- [EXERCISE GOAL]: Copy out the listing that follows, exactly, without its pictures.

- [Records from a collection]:
>> start
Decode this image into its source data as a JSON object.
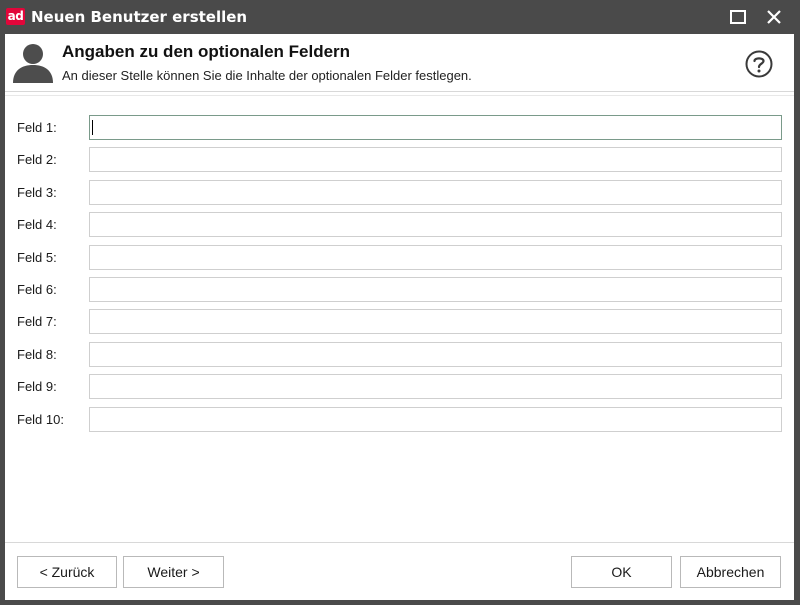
{
  "window": {
    "title": "Neuen Benutzer erstellen",
    "logo_text": "ad",
    "logo_color": "#e2063a",
    "titlebar_color": "#4a4a4a",
    "maximize_icon": "maximize-icon",
    "close_icon": "close-icon"
  },
  "header": {
    "title": "Angaben zu den optionalen Feldern",
    "subtitle": "An dieser Stelle können Sie die Inhalte der optionalen Felder festlegen.",
    "user_icon": "user-icon",
    "help_icon": "help-icon"
  },
  "fields": [
    {
      "label": "Feld 1:",
      "value": "",
      "focused": true
    },
    {
      "label": "Feld 2:",
      "value": ""
    },
    {
      "label": "Feld 3:",
      "value": ""
    },
    {
      "label": "Feld 4:",
      "value": ""
    },
    {
      "label": "Feld 5:",
      "value": ""
    },
    {
      "label": "Feld 6:",
      "value": ""
    },
    {
      "label": "Feld 7:",
      "value": ""
    },
    {
      "label": "Feld 8:",
      "value": ""
    },
    {
      "label": "Feld 9:",
      "value": ""
    },
    {
      "label": "Feld 10:",
      "value": ""
    }
  ],
  "footer": {
    "back_label": "< Zurück",
    "next_label": "Weiter >",
    "ok_label": "OK",
    "cancel_label": "Abbrechen"
  }
}
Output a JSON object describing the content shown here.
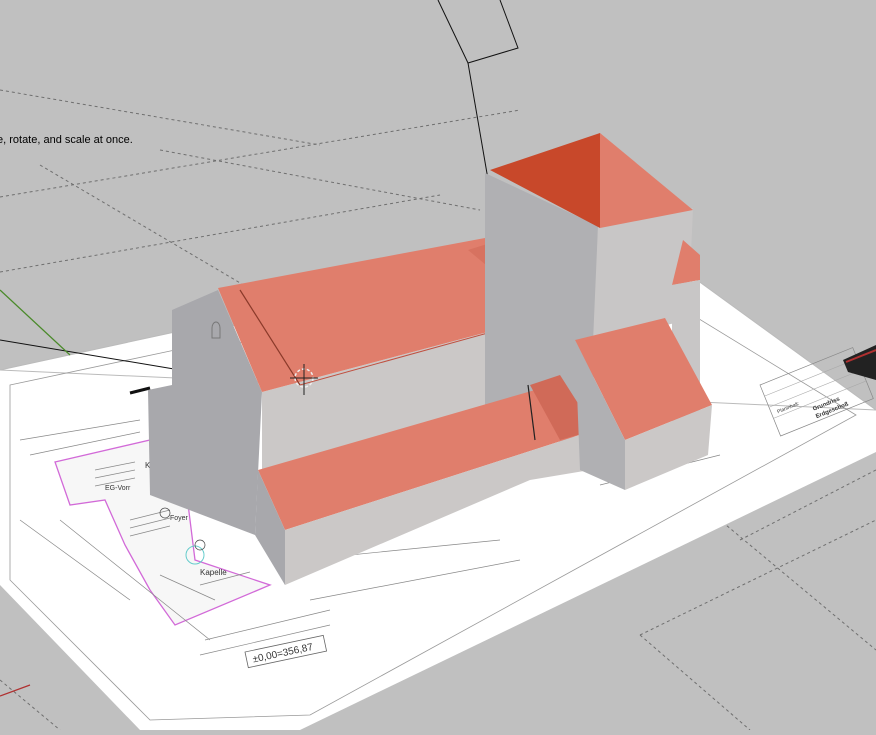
{
  "viewport": {
    "tool_hint": "e, rotate, and scale at once.",
    "elevation_label": "±0,00=356,87",
    "colors": {
      "background": "#c0c0c0",
      "roof": "#e07e6c",
      "roof_dark": "#c8482a",
      "wall_light": "#cbc8c7",
      "wall_mid": "#b0b0b3",
      "wall_dark": "#a8a8ac"
    },
    "plan_labels": {
      "room_1": "Kan",
      "room_2": "EG-Vorr",
      "room_3": "Foyer",
      "room_4": "Kapelle",
      "title_block_1": "Grundriss",
      "title_block_2": "Erdgeschoß",
      "title_block_3": "Planinhalt:"
    }
  }
}
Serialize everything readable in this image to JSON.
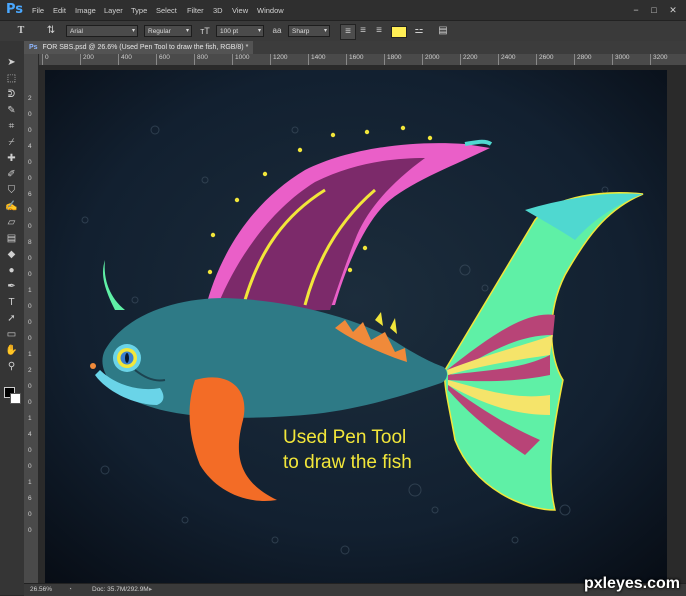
{
  "app": {
    "logo": "Ps"
  },
  "menubar": {
    "items": [
      "File",
      "Edit",
      "Image",
      "Layer",
      "Type",
      "Select",
      "Filter",
      "3D",
      "View",
      "Window"
    ]
  },
  "window_controls": {
    "minimize": "−",
    "restore": "□",
    "close": "✕"
  },
  "options_bar": {
    "tool_glyph": "T",
    "font_family": "Arial",
    "font_style": "Regular",
    "font_size": "100 pt",
    "antialias": "Sharp",
    "aa_glyph": "aa",
    "text_color": "#ffee55"
  },
  "document_tab": {
    "title": "FOR SBS.psd @ 26.6% (Used Pen Tool to draw the fish, RGB/8)",
    "modified_marker": "*",
    "close": "×"
  },
  "ruler": {
    "top_labels": [
      "0",
      "200",
      "400",
      "600",
      "800",
      "1000",
      "1200",
      "1400",
      "1600",
      "1800",
      "2000",
      "2200",
      "2400",
      "2600",
      "2800",
      "3000",
      "3200",
      "3400"
    ],
    "left_labels": [
      "2",
      "0",
      "0",
      "4",
      "0",
      "0",
      "6",
      "0",
      "0",
      "8",
      "0",
      "0",
      "1",
      "0",
      "0",
      "0",
      "1",
      "2",
      "0",
      "0",
      "1",
      "4",
      "0",
      "0",
      "1",
      "6",
      "0",
      "0"
    ]
  },
  "canvas": {
    "caption_line1": "Used Pen Tool",
    "caption_line2": "to draw the fish",
    "caption_color": "#f2e63a",
    "background_color": "#0f1a26"
  },
  "status": {
    "zoom": "26.56%",
    "doc": "Doc: 35.7M/292.9M"
  },
  "watermark": "pxleyes.com",
  "tools": [
    {
      "name": "move-tool-icon",
      "glyph": "➤"
    },
    {
      "name": "marquee-tool-icon",
      "glyph": "⬚"
    },
    {
      "name": "lasso-tool-icon",
      "glyph": "ᕲ"
    },
    {
      "name": "quick-select-tool-icon",
      "glyph": "✎"
    },
    {
      "name": "crop-tool-icon",
      "glyph": "⌗"
    },
    {
      "name": "eyedropper-tool-icon",
      "glyph": "⌿"
    },
    {
      "name": "healing-brush-tool-icon",
      "glyph": "✚"
    },
    {
      "name": "brush-tool-icon",
      "glyph": "✐"
    },
    {
      "name": "clone-stamp-tool-icon",
      "glyph": "⛉"
    },
    {
      "name": "history-brush-tool-icon",
      "glyph": "✍"
    },
    {
      "name": "eraser-tool-icon",
      "glyph": "▱"
    },
    {
      "name": "gradient-tool-icon",
      "glyph": "▤"
    },
    {
      "name": "blur-tool-icon",
      "glyph": "◆"
    },
    {
      "name": "dodge-tool-icon",
      "glyph": "●"
    },
    {
      "name": "pen-tool-icon",
      "glyph": "✒"
    },
    {
      "name": "type-tool-icon",
      "glyph": "T"
    },
    {
      "name": "path-select-tool-icon",
      "glyph": "➚"
    },
    {
      "name": "shape-tool-icon",
      "glyph": "▭"
    },
    {
      "name": "hand-tool-icon",
      "glyph": "✋"
    },
    {
      "name": "zoom-tool-icon",
      "glyph": "⚲"
    }
  ]
}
>> end
- [WRITTEN REPLY]:
Decode this image into its source data as a JSON object.
{
  "window": {
    "title": "Neuen Benutzer erstellen",
    "logo_text": "ad",
    "logo_color": "#e2063a",
    "titlebar_color": "#4a4a4a",
    "maximize_icon": "maximize-icon",
    "close_icon": "close-icon"
  },
  "header": {
    "title": "Angaben zu den optionalen Feldern",
    "subtitle": "An dieser Stelle können Sie die Inhalte der optionalen Felder festlegen.",
    "user_icon": "user-icon",
    "help_icon": "help-icon"
  },
  "fields": [
    {
      "label": "Feld 1:",
      "value": "",
      "focused": true
    },
    {
      "label": "Feld 2:",
      "value": ""
    },
    {
      "label": "Feld 3:",
      "value": ""
    },
    {
      "label": "Feld 4:",
      "value": ""
    },
    {
      "label": "Feld 5:",
      "value": ""
    },
    {
      "label": "Feld 6:",
      "value": ""
    },
    {
      "label": "Feld 7:",
      "value": ""
    },
    {
      "label": "Feld 8:",
      "value": ""
    },
    {
      "label": "Feld 9:",
      "value": ""
    },
    {
      "label": "Feld 10:",
      "value": ""
    }
  ],
  "footer": {
    "back_label": "< Zurück",
    "next_label": "Weiter >",
    "ok_label": "OK",
    "cancel_label": "Abbrechen"
  }
}
Output a JSON object describing the content shown here.
{
  "viewport": {
    "tool_hint": "e, rotate, and scale at once.",
    "elevation_label": "±0,00=356,87",
    "colors": {
      "background": "#c0c0c0",
      "roof": "#e07e6c",
      "roof_dark": "#c8482a",
      "wall_light": "#cbc8c7",
      "wall_mid": "#b0b0b3",
      "wall_dark": "#a8a8ac"
    },
    "plan_labels": {
      "room_1": "Kan",
      "room_2": "EG-Vorr",
      "room_3": "Foyer",
      "room_4": "Kapelle",
      "title_block_1": "Grundriss",
      "title_block_2": "Erdgeschoß",
      "title_block_3": "Planinhalt:"
    }
  }
}
Serialize everything readable in this image to JSON.
{
  "app": {
    "logo": "Ps"
  },
  "menubar": {
    "items": [
      "File",
      "Edit",
      "Image",
      "Layer",
      "Type",
      "Select",
      "Filter",
      "3D",
      "View",
      "Window"
    ]
  },
  "window_controls": {
    "minimize": "−",
    "restore": "□",
    "close": "✕"
  },
  "options_bar": {
    "tool_glyph": "T",
    "font_family": "Arial",
    "font_style": "Regular",
    "font_size": "100 pt",
    "antialias": "Sharp",
    "aa_glyph": "aa",
    "text_color": "#ffee55"
  },
  "document_tab": {
    "title": "FOR SBS.psd @ 26.6% (Used Pen Tool to draw the fish, RGB/8)",
    "modified_marker": "*",
    "close": "×"
  },
  "ruler": {
    "top_labels": [
      "0",
      "200",
      "400",
      "600",
      "800",
      "1000",
      "1200",
      "1400",
      "1600",
      "1800",
      "2000",
      "2200",
      "2400",
      "2600",
      "2800",
      "3000",
      "3200",
      "3400"
    ],
    "left_labels": [
      "2",
      "0",
      "0",
      "4",
      "0",
      "0",
      "6",
      "0",
      "0",
      "8",
      "0",
      "0",
      "1",
      "0",
      "0",
      "0",
      "1",
      "2",
      "0",
      "0",
      "1",
      "4",
      "0",
      "0",
      "1",
      "6",
      "0",
      "0"
    ]
  },
  "canvas": {
    "caption_line1": "Used Pen Tool",
    "caption_line2": "to draw the fish",
    "caption_color": "#f2e63a",
    "background_color": "#0f1a26"
  },
  "status": {
    "zoom": "26.56%",
    "doc": "Doc: 35.7M/292.9M"
  },
  "watermark": "pxleyes.com",
  "tools": [
    {
      "name": "move-tool-icon",
      "glyph": "➤"
    },
    {
      "name": "marquee-tool-icon",
      "glyph": "⬚"
    },
    {
      "name": "lasso-tool-icon",
      "glyph": "ᕲ"
    },
    {
      "name": "quick-select-tool-icon",
      "glyph": "✎"
    },
    {
      "name": "crop-tool-icon",
      "glyph": "⌗"
    },
    {
      "name": "eyedropper-tool-icon",
      "glyph": "⌿"
    },
    {
      "name": "healing-brush-tool-icon",
      "glyph": "✚"
    },
    {
      "name": "brush-tool-icon",
      "glyph": "✐"
    },
    {
      "name": "clone-stamp-tool-icon",
      "glyph": "⛉"
    },
    {
      "name": "history-brush-tool-icon",
      "glyph": "✍"
    },
    {
      "name": "eraser-tool-icon",
      "glyph": "▱"
    },
    {
      "name": "gradient-tool-icon",
      "glyph": "▤"
    },
    {
      "name": "blur-tool-icon",
      "glyph": "◆"
    },
    {
      "name": "dodge-tool-icon",
      "glyph": "●"
    },
    {
      "name": "pen-tool-icon",
      "glyph": "✒"
    },
    {
      "name": "type-tool-icon",
      "glyph": "T"
    },
    {
      "name": "path-select-tool-icon",
      "glyph": "➚"
    },
    {
      "name": "shape-tool-icon",
      "glyph": "▭"
    },
    {
      "name": "hand-tool-icon",
      "glyph": "✋"
    },
    {
      "name": "zoom-tool-icon",
      "glyph": "⚲"
    }
  ]
}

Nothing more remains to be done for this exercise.